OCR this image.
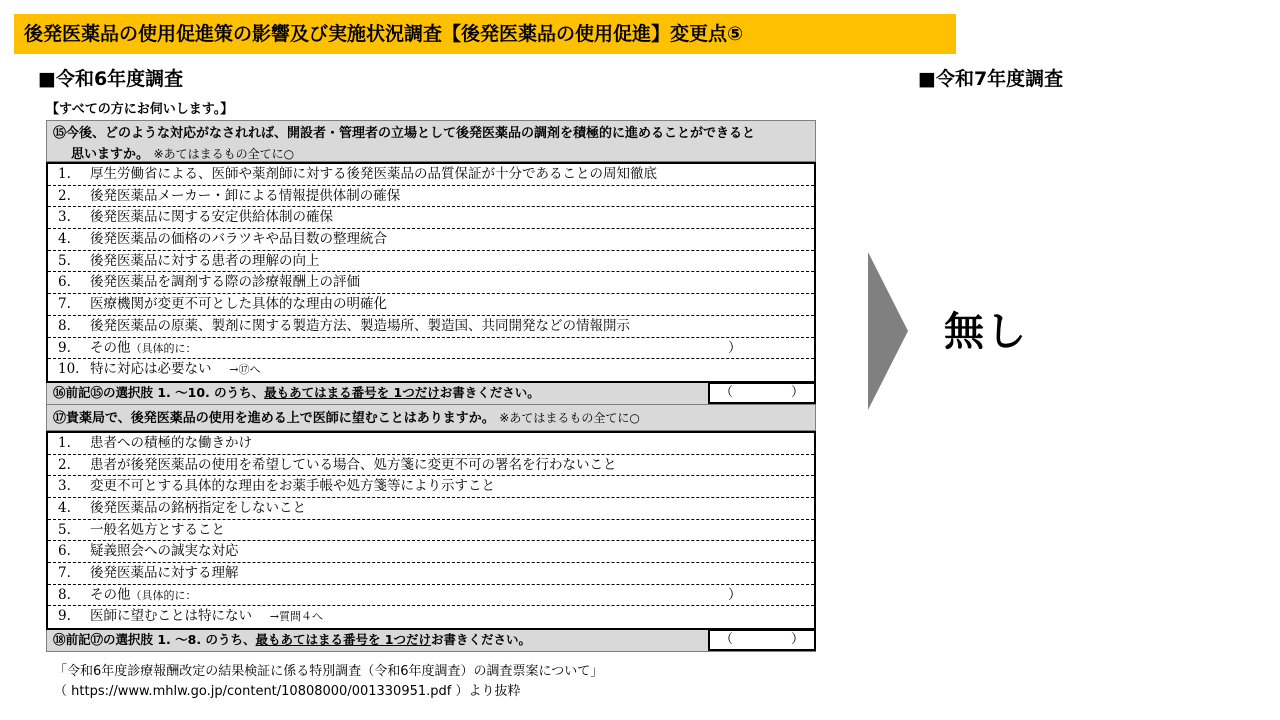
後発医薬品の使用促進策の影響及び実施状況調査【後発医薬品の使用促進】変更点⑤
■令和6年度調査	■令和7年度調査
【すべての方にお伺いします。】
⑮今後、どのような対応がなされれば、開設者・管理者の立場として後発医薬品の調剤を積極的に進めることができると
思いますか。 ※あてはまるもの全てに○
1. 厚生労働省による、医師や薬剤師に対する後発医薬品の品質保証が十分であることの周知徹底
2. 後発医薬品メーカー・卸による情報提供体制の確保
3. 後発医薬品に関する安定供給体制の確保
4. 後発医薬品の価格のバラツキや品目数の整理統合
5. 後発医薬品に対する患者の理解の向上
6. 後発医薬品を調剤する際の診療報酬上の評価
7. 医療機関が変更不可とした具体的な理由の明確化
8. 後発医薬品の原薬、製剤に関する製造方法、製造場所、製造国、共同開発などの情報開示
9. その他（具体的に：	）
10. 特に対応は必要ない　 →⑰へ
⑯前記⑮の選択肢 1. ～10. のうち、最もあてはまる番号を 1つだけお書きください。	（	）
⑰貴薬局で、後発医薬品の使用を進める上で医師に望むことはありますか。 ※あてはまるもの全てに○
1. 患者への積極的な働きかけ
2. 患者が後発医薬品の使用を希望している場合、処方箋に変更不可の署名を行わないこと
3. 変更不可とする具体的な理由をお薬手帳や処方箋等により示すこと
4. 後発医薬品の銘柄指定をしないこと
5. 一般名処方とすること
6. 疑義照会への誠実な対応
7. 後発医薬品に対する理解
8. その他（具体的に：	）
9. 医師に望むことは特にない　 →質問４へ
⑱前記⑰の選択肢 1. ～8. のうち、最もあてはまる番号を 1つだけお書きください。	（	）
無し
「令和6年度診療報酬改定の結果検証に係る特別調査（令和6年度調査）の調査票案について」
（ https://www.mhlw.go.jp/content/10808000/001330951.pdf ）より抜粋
********************
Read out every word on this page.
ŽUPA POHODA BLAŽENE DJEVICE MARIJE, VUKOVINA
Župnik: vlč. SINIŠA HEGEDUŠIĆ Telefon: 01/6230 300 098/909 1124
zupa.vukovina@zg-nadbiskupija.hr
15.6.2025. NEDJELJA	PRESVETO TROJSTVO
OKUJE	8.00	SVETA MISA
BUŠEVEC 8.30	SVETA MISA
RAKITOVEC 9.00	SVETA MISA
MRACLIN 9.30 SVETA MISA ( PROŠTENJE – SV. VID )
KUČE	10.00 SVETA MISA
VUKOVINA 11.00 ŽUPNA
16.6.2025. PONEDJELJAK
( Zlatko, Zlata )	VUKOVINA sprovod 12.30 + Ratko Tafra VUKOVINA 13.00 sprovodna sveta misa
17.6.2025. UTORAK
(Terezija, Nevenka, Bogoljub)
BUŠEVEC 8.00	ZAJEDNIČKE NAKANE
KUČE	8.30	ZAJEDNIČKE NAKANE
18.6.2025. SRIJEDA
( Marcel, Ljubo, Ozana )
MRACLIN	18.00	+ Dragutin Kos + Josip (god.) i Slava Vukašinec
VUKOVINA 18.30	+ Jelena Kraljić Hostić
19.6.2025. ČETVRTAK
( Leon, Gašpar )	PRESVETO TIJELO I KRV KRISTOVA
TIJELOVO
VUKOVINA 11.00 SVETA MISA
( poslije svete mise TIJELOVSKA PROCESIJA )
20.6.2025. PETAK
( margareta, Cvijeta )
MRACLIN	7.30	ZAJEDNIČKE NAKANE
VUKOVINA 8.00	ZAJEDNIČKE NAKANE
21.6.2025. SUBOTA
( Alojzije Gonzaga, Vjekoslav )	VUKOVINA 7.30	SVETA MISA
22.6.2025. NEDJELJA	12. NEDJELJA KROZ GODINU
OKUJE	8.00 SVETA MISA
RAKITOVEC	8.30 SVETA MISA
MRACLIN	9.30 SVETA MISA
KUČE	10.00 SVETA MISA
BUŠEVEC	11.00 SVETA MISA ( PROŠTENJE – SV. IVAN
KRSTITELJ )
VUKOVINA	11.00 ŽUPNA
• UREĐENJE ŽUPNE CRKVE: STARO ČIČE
********************
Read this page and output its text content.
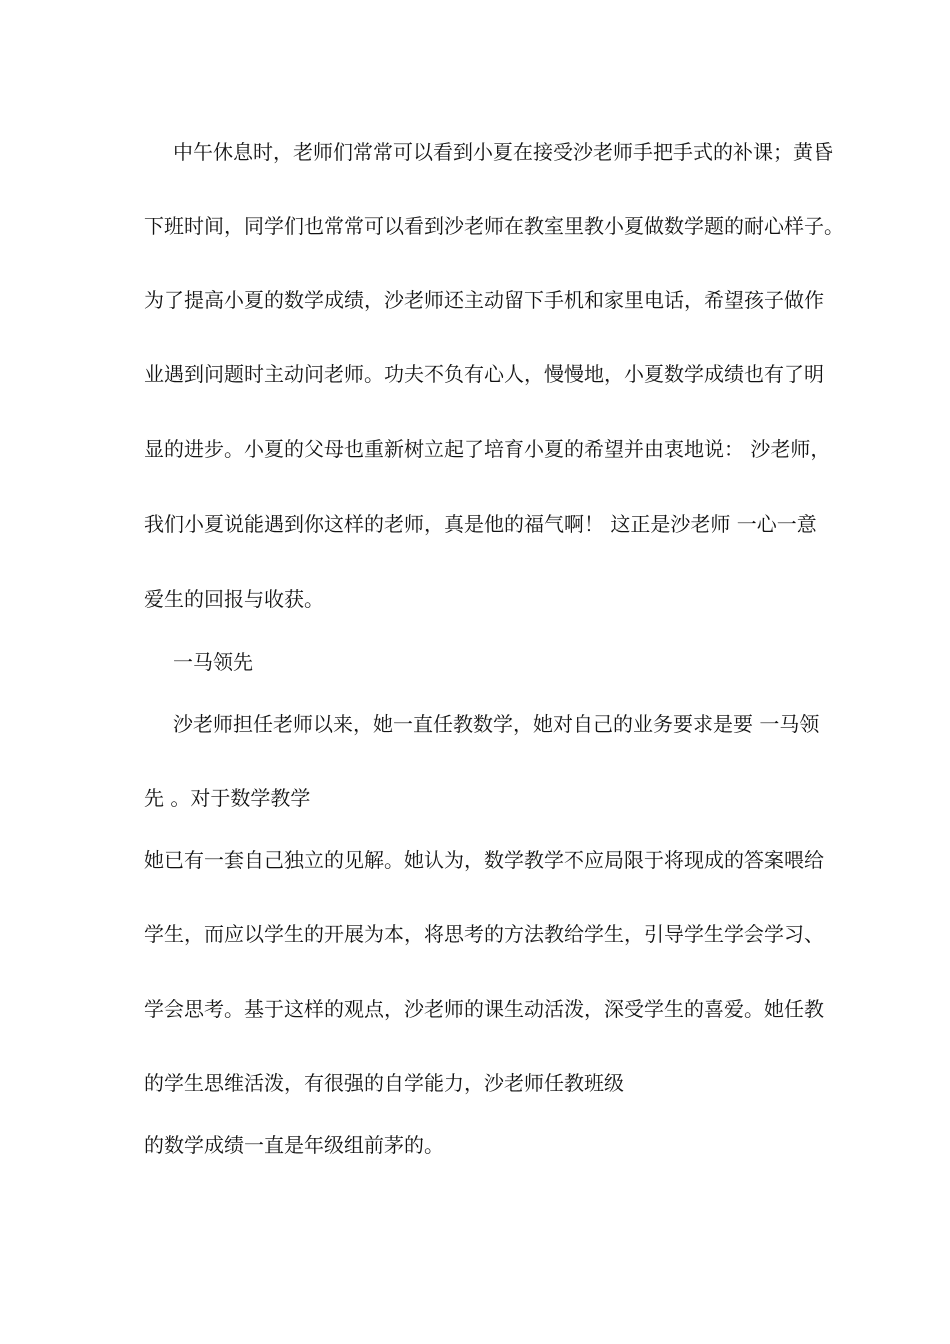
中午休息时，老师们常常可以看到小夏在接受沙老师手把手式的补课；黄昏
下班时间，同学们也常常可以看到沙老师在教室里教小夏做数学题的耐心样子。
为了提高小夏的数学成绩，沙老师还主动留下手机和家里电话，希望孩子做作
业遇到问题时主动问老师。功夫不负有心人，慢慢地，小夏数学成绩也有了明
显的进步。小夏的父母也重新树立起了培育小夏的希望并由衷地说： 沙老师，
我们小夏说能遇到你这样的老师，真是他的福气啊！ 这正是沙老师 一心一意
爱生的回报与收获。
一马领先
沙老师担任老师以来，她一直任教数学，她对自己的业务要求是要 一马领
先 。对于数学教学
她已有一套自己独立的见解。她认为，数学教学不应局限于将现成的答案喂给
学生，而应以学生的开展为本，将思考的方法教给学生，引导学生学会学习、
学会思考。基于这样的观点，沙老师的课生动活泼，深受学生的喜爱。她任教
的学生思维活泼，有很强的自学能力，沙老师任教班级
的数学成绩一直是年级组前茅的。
********************
WHAT IS ASKED. From the entries above, list each line with "最もあてはまる番号を" in it.

EXPECTED ANSWER.
⑯前記⑮の選択肢 1. ～10. のうち、最もあてはまる番号を 1つだけお書きください。	（	）
⑱前記⑰の選択肢 1. ～8. のうち、最もあてはまる番号を 1つだけお書きください。	（	）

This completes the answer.